** Opening Data in this exercise block **
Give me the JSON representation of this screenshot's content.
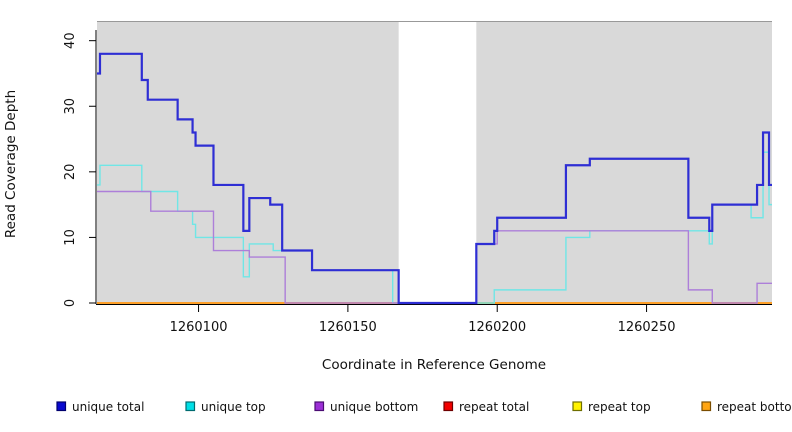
{
  "chart_data": {
    "type": "line",
    "subtype": "step-coverage-plot",
    "title": "",
    "xlabel": "Coordinate in Reference Genome",
    "ylabel": "Read Coverage Depth",
    "xlim": [
      1260066,
      1260292
    ],
    "ylim": [
      0,
      43
    ],
    "x_ticks": [
      "1260100",
      "1260150",
      "1260200",
      "1260250"
    ],
    "x_tick_values": [
      1260100,
      1260150,
      1260200,
      1260250
    ],
    "y_ticks": [
      "0",
      "10",
      "20",
      "30",
      "40"
    ],
    "y_tick_values": [
      0,
      10,
      20,
      30,
      40
    ],
    "grid": false,
    "plot_bg": "#d9d9d9",
    "top_border_color": "#999999",
    "axis_color": "#000000",
    "masked_region": {
      "start": 1260167,
      "end": 1260193,
      "fill": "#ffffff"
    },
    "legend_position": "bottom",
    "series": [
      {
        "name": "unique total",
        "color": "#2e2ed4",
        "legend_fill": "#0909cf",
        "legend_border": "#00006e",
        "width": 2.2,
        "z": 6,
        "steps": [
          [
            1260066,
            35
          ],
          [
            1260067,
            38
          ],
          [
            1260081,
            34
          ],
          [
            1260083,
            31
          ],
          [
            1260093,
            28
          ],
          [
            1260098,
            26
          ],
          [
            1260099,
            24
          ],
          [
            1260105,
            18
          ],
          [
            1260115,
            11
          ],
          [
            1260117,
            16
          ],
          [
            1260124,
            15
          ],
          [
            1260128,
            8
          ],
          [
            1260138,
            5
          ],
          [
            1260167,
            0
          ],
          [
            1260193,
            9
          ],
          [
            1260199,
            11
          ],
          [
            1260200,
            13
          ],
          [
            1260223,
            21
          ],
          [
            1260231,
            22
          ],
          [
            1260264,
            13
          ],
          [
            1260271,
            11
          ],
          [
            1260272,
            15
          ],
          [
            1260287,
            18
          ],
          [
            1260289,
            26
          ],
          [
            1260291,
            18
          ]
        ],
        "x_end": 1260292
      },
      {
        "name": "unique top",
        "color": "#70e6e6",
        "legend_fill": "#00dfe6",
        "legend_border": "#006b70",
        "width": 1.4,
        "z": 4,
        "steps": [
          [
            1260066,
            18
          ],
          [
            1260067,
            21
          ],
          [
            1260081,
            17
          ],
          [
            1260093,
            14
          ],
          [
            1260098,
            12
          ],
          [
            1260099,
            10
          ],
          [
            1260115,
            4
          ],
          [
            1260117,
            9
          ],
          [
            1260125,
            8
          ],
          [
            1260138,
            5
          ],
          [
            1260165,
            0
          ],
          [
            1260199,
            2
          ],
          [
            1260223,
            10
          ],
          [
            1260231,
            11
          ],
          [
            1260271,
            9
          ],
          [
            1260272,
            15
          ],
          [
            1260285,
            13
          ],
          [
            1260289,
            23
          ],
          [
            1260291,
            15
          ]
        ],
        "x_end": 1260292
      },
      {
        "name": "unique bottom",
        "color": "#ad7fd9",
        "legend_fill": "#9c2fd6",
        "legend_border": "#4a0d73",
        "width": 1.4,
        "z": 5,
        "steps": [
          [
            1260066,
            17
          ],
          [
            1260084,
            14
          ],
          [
            1260105,
            8
          ],
          [
            1260117,
            7
          ],
          [
            1260129,
            0
          ],
          [
            1260193,
            9
          ],
          [
            1260200,
            11
          ],
          [
            1260264,
            2
          ],
          [
            1260272,
            0
          ],
          [
            1260287,
            3
          ]
        ],
        "x_end": 1260292
      },
      {
        "name": "repeat total",
        "color": "#e00000",
        "legend_fill": "#f20000",
        "legend_border": "#6e0000",
        "width": 1.4,
        "z": 1,
        "steps": [
          [
            1260066,
            0
          ]
        ],
        "x_end": 1260292
      },
      {
        "name": "repeat top",
        "color": "#ffee00",
        "legend_fill": "#fff200",
        "legend_border": "#6e6e00",
        "width": 1.4,
        "z": 2,
        "steps": [
          [
            1260066,
            0
          ]
        ],
        "x_end": 1260292
      },
      {
        "name": "repeat bottom",
        "color": "#ff9d26",
        "legend_fill": "#ffa513",
        "legend_border": "#7a4d00",
        "width": 1.7,
        "z": 3,
        "steps": [
          [
            1260066,
            0
          ]
        ],
        "x_end": 1260292
      }
    ]
  }
}
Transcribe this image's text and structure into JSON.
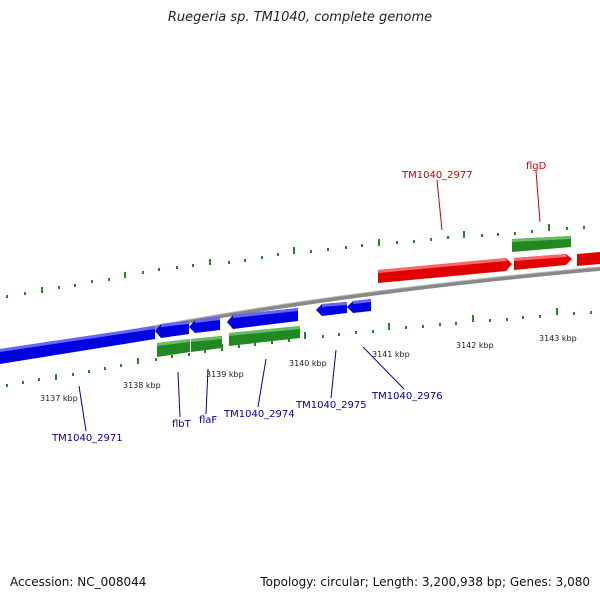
{
  "title": "Ruegeria sp. TM1040, complete genome",
  "footer": {
    "accession": "Accession: NC_008044",
    "summary": "Topology: circular; Length: 3,200,938 bp; Genes: 3,080"
  },
  "colors": {
    "forward": "#e00000",
    "reverse": "#0000e0",
    "rna": "#228822",
    "tick": "#228822",
    "backbone": "#888888",
    "label_forward": "#cc0000",
    "label_reverse": "#000099"
  },
  "scale_labels": [
    "3137 kbp",
    "3138 kbp",
    "3139 kbp",
    "3140 kbp",
    "3141 kbp",
    "3142 kbp",
    "3143 kbp"
  ],
  "forward_labels": [
    "TM1040_2977",
    "flgD"
  ],
  "reverse_labels": [
    "TM1040_2971",
    "flbT",
    "flaF",
    "TM1040_2974",
    "TM1040_2975",
    "TM1040_2976"
  ]
}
** Closing Data in this exercise block **
What this task involves: The answer must be an exact reproduction of the records, with every picture left out.

Task output:
Give me the JSON representation of this screenshot's content.
{
  "chart_data": {
    "type": "line",
    "subtype": "step-coverage-plot",
    "title": "",
    "xlabel": "Coordinate in Reference Genome",
    "ylabel": "Read Coverage Depth",
    "xlim": [
      1260066,
      1260292
    ],
    "ylim": [
      0,
      43
    ],
    "x_ticks": [
      "1260100",
      "1260150",
      "1260200",
      "1260250"
    ],
    "x_tick_values": [
      1260100,
      1260150,
      1260200,
      1260250
    ],
    "y_ticks": [
      "0",
      "10",
      "20",
      "30",
      "40"
    ],
    "y_tick_values": [
      0,
      10,
      20,
      30,
      40
    ],
    "grid": false,
    "plot_bg": "#d9d9d9",
    "top_border_color": "#999999",
    "axis_color": "#000000",
    "masked_region": {
      "start": 1260167,
      "end": 1260193,
      "fill": "#ffffff"
    },
    "legend_position": "bottom",
    "series": [
      {
        "name": "unique total",
        "color": "#2e2ed4",
        "legend_fill": "#0909cf",
        "legend_border": "#00006e",
        "width": 2.2,
        "z": 6,
        "steps": [
          [
            1260066,
            35
          ],
          [
            1260067,
            38
          ],
          [
            1260081,
            34
          ],
          [
            1260083,
            31
          ],
          [
            1260093,
            28
          ],
          [
            1260098,
            26
          ],
          [
            1260099,
            24
          ],
          [
            1260105,
            18
          ],
          [
            1260115,
            11
          ],
          [
            1260117,
            16
          ],
          [
            1260124,
            15
          ],
          [
            1260128,
            8
          ],
          [
            1260138,
            5
          ],
          [
            1260167,
            0
          ],
          [
            1260193,
            9
          ],
          [
            1260199,
            11
          ],
          [
            1260200,
            13
          ],
          [
            1260223,
            21
          ],
          [
            1260231,
            22
          ],
          [
            1260264,
            13
          ],
          [
            1260271,
            11
          ],
          [
            1260272,
            15
          ],
          [
            1260287,
            18
          ],
          [
            1260289,
            26
          ],
          [
            1260291,
            18
          ]
        ],
        "x_end": 1260292
      },
      {
        "name": "unique top",
        "color": "#70e6e6",
        "legend_fill": "#00dfe6",
        "legend_border": "#006b70",
        "width": 1.4,
        "z": 4,
        "steps": [
          [
            1260066,
            18
          ],
          [
            1260067,
            21
          ],
          [
            1260081,
            17
          ],
          [
            1260093,
            14
          ],
          [
            1260098,
            12
          ],
          [
            1260099,
            10
          ],
          [
            1260115,
            4
          ],
          [
            1260117,
            9
          ],
          [
            1260125,
            8
          ],
          [
            1260138,
            5
          ],
          [
            1260165,
            0
          ],
          [
            1260199,
            2
          ],
          [
            1260223,
            10
          ],
          [
            1260231,
            11
          ],
          [
            1260271,
            9
          ],
          [
            1260272,
            15
          ],
          [
            1260285,
            13
          ],
          [
            1260289,
            23
          ],
          [
            1260291,
            15
          ]
        ],
        "x_end": 1260292
      },
      {
        "name": "unique bottom",
        "color": "#ad7fd9",
        "legend_fill": "#9c2fd6",
        "legend_border": "#4a0d73",
        "width": 1.4,
        "z": 5,
        "steps": [
          [
            1260066,
            17
          ],
          [
            1260084,
            14
          ],
          [
            1260105,
            8
          ],
          [
            1260117,
            7
          ],
          [
            1260129,
            0
          ],
          [
            1260193,
            9
          ],
          [
            1260200,
            11
          ],
          [
            1260264,
            2
          ],
          [
            1260272,
            0
          ],
          [
            1260287,
            3
          ]
        ],
        "x_end": 1260292
      },
      {
        "name": "repeat total",
        "color": "#e00000",
        "legend_fill": "#f20000",
        "legend_border": "#6e0000",
        "width": 1.4,
        "z": 1,
        "steps": [
          [
            1260066,
            0
          ]
        ],
        "x_end": 1260292
      },
      {
        "name": "repeat top",
        "color": "#ffee00",
        "legend_fill": "#fff200",
        "legend_border": "#6e6e00",
        "width": 1.4,
        "z": 2,
        "steps": [
          [
            1260066,
            0
          ]
        ],
        "x_end": 1260292
      },
      {
        "name": "repeat bottom",
        "color": "#ff9d26",
        "legend_fill": "#ffa513",
        "legend_border": "#7a4d00",
        "width": 1.7,
        "z": 3,
        "steps": [
          [
            1260066,
            0
          ]
        ],
        "x_end": 1260292
      }
    ]
  }
}
Transcribe this image's text and structure into JSON.
{
  "title": "Ruegeria sp. TM1040, complete genome",
  "footer": {
    "accession": "Accession: NC_008044",
    "summary": "Topology: circular; Length: 3,200,938 bp; Genes: 3,080"
  },
  "colors": {
    "forward": "#e00000",
    "reverse": "#0000e0",
    "rna": "#228822",
    "tick": "#228822",
    "backbone": "#888888",
    "label_forward": "#cc0000",
    "label_reverse": "#000099"
  },
  "scale_labels": [
    "3137 kbp",
    "3138 kbp",
    "3139 kbp",
    "3140 kbp",
    "3141 kbp",
    "3142 kbp",
    "3143 kbp"
  ],
  "forward_labels": [
    "TM1040_2977",
    "flgD"
  ],
  "reverse_labels": [
    "TM1040_2971",
    "flbT",
    "flaF",
    "TM1040_2974",
    "TM1040_2975",
    "TM1040_2976"
  ]
}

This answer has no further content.